*Direction:* Locate the lines of the listing below that hold "What", then copy each of them.

*Provided data:*
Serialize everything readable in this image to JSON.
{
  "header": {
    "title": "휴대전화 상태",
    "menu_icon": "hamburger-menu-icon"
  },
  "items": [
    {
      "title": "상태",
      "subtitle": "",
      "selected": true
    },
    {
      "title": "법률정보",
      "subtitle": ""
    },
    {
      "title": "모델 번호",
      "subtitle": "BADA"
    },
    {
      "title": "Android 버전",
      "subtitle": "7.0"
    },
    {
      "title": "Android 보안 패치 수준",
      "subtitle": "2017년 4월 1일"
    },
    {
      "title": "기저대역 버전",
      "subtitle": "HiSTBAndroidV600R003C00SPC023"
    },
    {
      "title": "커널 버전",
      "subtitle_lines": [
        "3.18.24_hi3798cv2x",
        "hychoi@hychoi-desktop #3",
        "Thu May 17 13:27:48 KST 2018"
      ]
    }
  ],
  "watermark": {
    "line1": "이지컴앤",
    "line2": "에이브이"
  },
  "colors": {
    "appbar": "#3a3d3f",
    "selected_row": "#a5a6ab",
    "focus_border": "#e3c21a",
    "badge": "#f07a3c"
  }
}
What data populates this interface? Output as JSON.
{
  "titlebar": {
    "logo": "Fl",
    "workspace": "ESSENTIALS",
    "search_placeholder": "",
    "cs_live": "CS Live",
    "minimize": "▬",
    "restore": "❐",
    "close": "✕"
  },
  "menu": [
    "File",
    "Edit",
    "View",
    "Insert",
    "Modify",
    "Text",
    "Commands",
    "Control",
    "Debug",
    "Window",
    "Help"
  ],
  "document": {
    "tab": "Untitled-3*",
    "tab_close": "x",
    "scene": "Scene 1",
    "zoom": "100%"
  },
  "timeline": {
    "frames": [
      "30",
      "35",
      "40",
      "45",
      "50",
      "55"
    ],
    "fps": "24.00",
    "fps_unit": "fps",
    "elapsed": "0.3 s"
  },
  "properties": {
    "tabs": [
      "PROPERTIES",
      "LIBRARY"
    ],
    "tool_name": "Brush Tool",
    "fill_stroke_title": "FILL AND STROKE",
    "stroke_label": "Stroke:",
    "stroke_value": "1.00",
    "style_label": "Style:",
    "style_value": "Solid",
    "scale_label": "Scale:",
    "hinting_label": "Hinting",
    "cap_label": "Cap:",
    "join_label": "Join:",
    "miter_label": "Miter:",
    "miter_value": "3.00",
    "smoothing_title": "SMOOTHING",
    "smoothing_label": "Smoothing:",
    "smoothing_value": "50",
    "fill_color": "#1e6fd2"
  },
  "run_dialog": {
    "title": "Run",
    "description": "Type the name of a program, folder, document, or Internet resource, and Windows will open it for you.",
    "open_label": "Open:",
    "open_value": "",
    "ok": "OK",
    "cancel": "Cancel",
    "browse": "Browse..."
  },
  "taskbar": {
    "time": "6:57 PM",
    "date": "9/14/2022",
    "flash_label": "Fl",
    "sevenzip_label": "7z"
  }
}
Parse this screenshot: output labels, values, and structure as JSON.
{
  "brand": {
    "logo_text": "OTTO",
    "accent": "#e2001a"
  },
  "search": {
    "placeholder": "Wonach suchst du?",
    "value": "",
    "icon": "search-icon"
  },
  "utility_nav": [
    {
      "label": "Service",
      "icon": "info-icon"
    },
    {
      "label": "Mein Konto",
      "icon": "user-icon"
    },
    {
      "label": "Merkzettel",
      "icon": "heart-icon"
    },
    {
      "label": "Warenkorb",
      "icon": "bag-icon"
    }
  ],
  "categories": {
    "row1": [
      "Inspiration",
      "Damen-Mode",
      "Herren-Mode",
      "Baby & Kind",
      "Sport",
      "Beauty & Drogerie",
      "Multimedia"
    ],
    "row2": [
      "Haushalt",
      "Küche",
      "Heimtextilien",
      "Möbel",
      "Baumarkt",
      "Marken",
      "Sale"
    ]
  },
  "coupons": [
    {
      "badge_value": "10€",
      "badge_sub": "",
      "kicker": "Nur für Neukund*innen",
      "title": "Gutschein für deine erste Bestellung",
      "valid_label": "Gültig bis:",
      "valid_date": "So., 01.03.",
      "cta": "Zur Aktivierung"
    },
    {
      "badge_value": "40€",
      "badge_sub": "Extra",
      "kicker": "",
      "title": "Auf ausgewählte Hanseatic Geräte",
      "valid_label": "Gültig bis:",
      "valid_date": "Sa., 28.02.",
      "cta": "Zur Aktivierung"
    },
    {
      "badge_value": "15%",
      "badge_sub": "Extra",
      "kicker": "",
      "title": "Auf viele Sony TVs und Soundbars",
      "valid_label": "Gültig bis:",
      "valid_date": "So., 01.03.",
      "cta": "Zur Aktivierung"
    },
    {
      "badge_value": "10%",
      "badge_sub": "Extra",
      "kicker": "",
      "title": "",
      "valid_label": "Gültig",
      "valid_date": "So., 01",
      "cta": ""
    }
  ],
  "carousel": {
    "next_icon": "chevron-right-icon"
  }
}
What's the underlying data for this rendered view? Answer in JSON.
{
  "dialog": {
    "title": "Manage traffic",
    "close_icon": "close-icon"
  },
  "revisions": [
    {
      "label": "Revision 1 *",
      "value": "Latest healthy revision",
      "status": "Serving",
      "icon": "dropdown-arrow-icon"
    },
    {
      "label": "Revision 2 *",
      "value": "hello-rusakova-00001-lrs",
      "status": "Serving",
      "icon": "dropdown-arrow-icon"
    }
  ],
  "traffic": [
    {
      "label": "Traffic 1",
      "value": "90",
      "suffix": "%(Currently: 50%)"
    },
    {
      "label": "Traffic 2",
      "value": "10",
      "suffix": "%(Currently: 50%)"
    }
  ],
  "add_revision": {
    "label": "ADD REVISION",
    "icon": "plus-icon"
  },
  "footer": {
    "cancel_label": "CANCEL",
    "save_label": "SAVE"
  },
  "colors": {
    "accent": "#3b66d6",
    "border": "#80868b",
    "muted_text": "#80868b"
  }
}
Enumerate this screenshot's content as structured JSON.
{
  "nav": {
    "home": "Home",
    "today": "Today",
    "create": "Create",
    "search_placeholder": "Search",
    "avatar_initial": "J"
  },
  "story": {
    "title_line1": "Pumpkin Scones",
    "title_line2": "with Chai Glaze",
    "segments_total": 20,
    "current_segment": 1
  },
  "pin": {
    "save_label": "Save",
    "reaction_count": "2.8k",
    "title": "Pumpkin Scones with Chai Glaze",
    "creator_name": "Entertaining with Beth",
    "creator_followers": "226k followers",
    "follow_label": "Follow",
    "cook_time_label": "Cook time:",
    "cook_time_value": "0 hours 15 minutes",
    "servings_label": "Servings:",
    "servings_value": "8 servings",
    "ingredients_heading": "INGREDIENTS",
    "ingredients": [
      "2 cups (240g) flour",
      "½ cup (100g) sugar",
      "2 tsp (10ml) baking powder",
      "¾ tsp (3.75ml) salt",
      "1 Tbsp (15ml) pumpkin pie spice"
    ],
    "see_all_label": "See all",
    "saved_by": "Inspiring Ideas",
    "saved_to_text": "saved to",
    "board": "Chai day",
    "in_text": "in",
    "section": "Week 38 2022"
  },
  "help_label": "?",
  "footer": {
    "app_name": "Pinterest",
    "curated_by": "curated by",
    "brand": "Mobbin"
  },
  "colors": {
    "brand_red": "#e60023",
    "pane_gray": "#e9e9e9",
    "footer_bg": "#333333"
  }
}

*Task response:*
What data populates this interface? Output as JSON.
What's the underlying data for this rendered view? Answer in JSON.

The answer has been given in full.